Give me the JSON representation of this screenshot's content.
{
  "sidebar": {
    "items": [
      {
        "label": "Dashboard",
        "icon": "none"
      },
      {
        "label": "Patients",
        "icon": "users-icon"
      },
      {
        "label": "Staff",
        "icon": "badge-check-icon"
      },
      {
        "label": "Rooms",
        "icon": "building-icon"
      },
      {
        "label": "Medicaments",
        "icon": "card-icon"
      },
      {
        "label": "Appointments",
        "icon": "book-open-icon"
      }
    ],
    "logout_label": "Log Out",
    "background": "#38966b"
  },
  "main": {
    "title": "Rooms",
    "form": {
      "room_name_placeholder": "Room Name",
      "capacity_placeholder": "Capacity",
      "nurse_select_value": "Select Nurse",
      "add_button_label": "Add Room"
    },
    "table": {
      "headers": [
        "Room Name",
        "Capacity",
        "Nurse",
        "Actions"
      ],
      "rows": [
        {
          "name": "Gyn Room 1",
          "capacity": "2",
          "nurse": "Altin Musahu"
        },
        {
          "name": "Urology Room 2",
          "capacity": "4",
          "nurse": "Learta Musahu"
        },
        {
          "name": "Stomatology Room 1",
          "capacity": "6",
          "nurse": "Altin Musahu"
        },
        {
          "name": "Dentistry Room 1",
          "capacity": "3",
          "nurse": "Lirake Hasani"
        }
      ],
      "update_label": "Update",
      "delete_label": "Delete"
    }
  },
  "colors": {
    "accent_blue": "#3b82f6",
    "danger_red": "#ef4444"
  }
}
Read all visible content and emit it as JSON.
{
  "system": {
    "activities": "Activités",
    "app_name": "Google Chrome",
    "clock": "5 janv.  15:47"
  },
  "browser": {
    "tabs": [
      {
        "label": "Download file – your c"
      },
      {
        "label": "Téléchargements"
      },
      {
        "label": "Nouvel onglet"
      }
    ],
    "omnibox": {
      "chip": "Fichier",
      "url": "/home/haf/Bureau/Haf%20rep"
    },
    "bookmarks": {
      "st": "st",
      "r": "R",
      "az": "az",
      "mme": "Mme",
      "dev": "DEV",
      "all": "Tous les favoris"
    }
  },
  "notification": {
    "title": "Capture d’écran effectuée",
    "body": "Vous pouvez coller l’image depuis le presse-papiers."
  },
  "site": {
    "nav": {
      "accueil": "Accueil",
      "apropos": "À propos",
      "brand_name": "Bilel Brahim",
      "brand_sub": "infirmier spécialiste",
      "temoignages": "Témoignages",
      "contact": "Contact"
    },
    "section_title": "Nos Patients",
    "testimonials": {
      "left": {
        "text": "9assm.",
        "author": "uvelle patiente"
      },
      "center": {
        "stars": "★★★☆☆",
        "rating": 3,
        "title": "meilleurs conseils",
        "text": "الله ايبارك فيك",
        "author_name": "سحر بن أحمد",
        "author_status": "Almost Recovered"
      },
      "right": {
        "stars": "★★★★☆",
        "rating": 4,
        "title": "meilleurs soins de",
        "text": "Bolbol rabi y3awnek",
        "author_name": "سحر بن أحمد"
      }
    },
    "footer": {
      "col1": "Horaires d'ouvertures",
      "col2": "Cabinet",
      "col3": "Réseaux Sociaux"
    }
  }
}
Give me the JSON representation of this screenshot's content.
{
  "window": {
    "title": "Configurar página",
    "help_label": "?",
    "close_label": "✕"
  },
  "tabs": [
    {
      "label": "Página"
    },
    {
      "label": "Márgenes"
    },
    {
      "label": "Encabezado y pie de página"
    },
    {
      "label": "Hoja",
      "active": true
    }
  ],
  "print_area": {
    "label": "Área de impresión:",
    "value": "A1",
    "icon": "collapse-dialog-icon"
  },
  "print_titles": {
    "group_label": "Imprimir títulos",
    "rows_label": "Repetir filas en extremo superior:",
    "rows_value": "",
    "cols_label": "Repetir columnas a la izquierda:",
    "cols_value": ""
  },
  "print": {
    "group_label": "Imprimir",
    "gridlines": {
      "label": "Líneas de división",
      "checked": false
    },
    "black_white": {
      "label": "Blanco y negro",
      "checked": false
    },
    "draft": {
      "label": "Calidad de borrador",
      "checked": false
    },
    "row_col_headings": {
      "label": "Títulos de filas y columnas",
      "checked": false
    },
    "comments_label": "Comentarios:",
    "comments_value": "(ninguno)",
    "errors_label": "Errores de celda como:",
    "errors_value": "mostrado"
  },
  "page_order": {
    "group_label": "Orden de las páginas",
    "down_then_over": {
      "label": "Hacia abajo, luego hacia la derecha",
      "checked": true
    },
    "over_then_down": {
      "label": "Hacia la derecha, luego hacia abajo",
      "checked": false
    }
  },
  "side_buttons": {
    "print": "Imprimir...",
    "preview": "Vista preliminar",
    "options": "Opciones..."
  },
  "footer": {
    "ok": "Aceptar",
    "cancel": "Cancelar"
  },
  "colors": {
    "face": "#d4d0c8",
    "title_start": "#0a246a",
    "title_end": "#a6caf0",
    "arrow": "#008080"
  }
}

WORK TO BE COMPLETED — In your answer, print every entry exactly as it appears.

ANSWER —
Give me the JSON representation of this screenshot's content.
{
  "sidebar": {
    "items": [
      {
        "label": "Dashboard",
        "icon": "none"
      },
      {
        "label": "Patients",
        "icon": "users-icon"
      },
      {
        "label": "Staff",
        "icon": "badge-check-icon"
      },
      {
        "label": "Rooms",
        "icon": "building-icon"
      },
      {
        "label": "Medicaments",
        "icon": "card-icon"
      },
      {
        "label": "Appointments",
        "icon": "book-open-icon"
      }
    ],
    "logout_label": "Log Out",
    "background": "#38966b"
  },
  "main": {
    "title": "Rooms",
    "form": {
      "room_name_placeholder": "Room Name",
      "capacity_placeholder": "Capacity",
      "nurse_select_value": "Select Nurse",
      "add_button_label": "Add Room"
    },
    "table": {
      "headers": [
        "Room Name",
        "Capacity",
        "Nurse",
        "Actions"
      ],
      "rows": [
        {
          "name": "Gyn Room 1",
          "capacity": "2",
          "nurse": "Altin Musahu"
        },
        {
          "name": "Urology Room 2",
          "capacity": "4",
          "nurse": "Learta Musahu"
        },
        {
          "name": "Stomatology Room 1",
          "capacity": "6",
          "nurse": "Altin Musahu"
        },
        {
          "name": "Dentistry Room 1",
          "capacity": "3",
          "nurse": "Lirake Hasani"
        }
      ],
      "update_label": "Update",
      "delete_label": "Delete"
    }
  },
  "colors": {
    "accent_blue": "#3b82f6",
    "danger_red": "#ef4444"
  }
}
Read all visible content and emit it as JSON.
{
  "system": {
    "activities": "Activités",
    "app_name": "Google Chrome",
    "clock": "5 janv.  15:47"
  },
  "browser": {
    "tabs": [
      {
        "label": "Download file – your c"
      },
      {
        "label": "Téléchargements"
      },
      {
        "label": "Nouvel onglet"
      }
    ],
    "omnibox": {
      "chip": "Fichier",
      "url": "/home/haf/Bureau/Haf%20rep"
    },
    "bookmarks": {
      "st": "st",
      "r": "R",
      "az": "az",
      "mme": "Mme",
      "dev": "DEV",
      "all": "Tous les favoris"
    }
  },
  "notification": {
    "title": "Capture d’écran effectuée",
    "body": "Vous pouvez coller l’image depuis le presse-papiers."
  },
  "site": {
    "nav": {
      "accueil": "Accueil",
      "apropos": "À propos",
      "brand_name": "Bilel Brahim",
      "brand_sub": "infirmier spécialiste",
      "temoignages": "Témoignages",
      "contact": "Contact"
    },
    "section_title": "Nos Patients",
    "testimonials": {
      "left": {
        "text": "9assm.",
        "author": "uvelle patiente"
      },
      "center": {
        "stars": "★★★☆☆",
        "rating": 3,
        "title": "meilleurs conseils",
        "text": "الله ايبارك فيك",
        "author_name": "سحر بن أحمد",
        "author_status": "Almost Recovered"
      },
      "right": {
        "stars": "★★★★☆",
        "rating": 4,
        "title": "meilleurs soins de",
        "text": "Bolbol rabi y3awnek",
        "author_name": "سحر بن أحمد"
      }
    },
    "footer": {
      "col1": "Horaires d'ouvertures",
      "col2": "Cabinet",
      "col3": "Réseaux Sociaux"
    }
  }
}
Give me the JSON representation of this screenshot's content.
{
  "window": {
    "title": "Configurar página",
    "help_label": "?",
    "close_label": "✕"
  },
  "tabs": [
    {
      "label": "Página"
    },
    {
      "label": "Márgenes"
    },
    {
      "label": "Encabezado y pie de página"
    },
    {
      "label": "Hoja",
      "active": true
    }
  ],
  "print_area": {
    "label": "Área de impresión:",
    "value": "A1",
    "icon": "collapse-dialog-icon"
  },
  "print_titles": {
    "group_label": "Imprimir títulos",
    "rows_label": "Repetir filas en extremo superior:",
    "rows_value": "",
    "cols_label": "Repetir columnas a la izquierda:",
    "cols_value": ""
  },
  "print": {
    "group_label": "Imprimir",
    "gridlines": {
      "label": "Líneas de división",
      "checked": false
    },
    "black_white": {
      "label": "Blanco y negro",
      "checked": false
    },
    "draft": {
      "label": "Calidad de borrador",
      "checked": false
    },
    "row_col_headings": {
      "label": "Títulos de filas y columnas",
      "checked": false
    },
    "comments_label": "Comentarios:",
    "comments_value": "(ninguno)",
    "errors_label": "Errores de celda como:",
    "errors_value": "mostrado"
  },
  "page_order": {
    "group_label": "Orden de las páginas",
    "down_then_over": {
      "label": "Hacia abajo, luego hacia la derecha",
      "checked": true
    },
    "over_then_down": {
      "label": "Hacia la derecha, luego hacia abajo",
      "checked": false
    }
  },
  "side_buttons": {
    "print": "Imprimir...",
    "preview": "Vista preliminar",
    "options": "Opciones..."
  },
  "footer": {
    "ok": "Aceptar",
    "cancel": "Cancelar"
  },
  "colors": {
    "face": "#d4d0c8",
    "title_start": "#0a246a",
    "title_end": "#a6caf0",
    "arrow": "#008080"
  }
}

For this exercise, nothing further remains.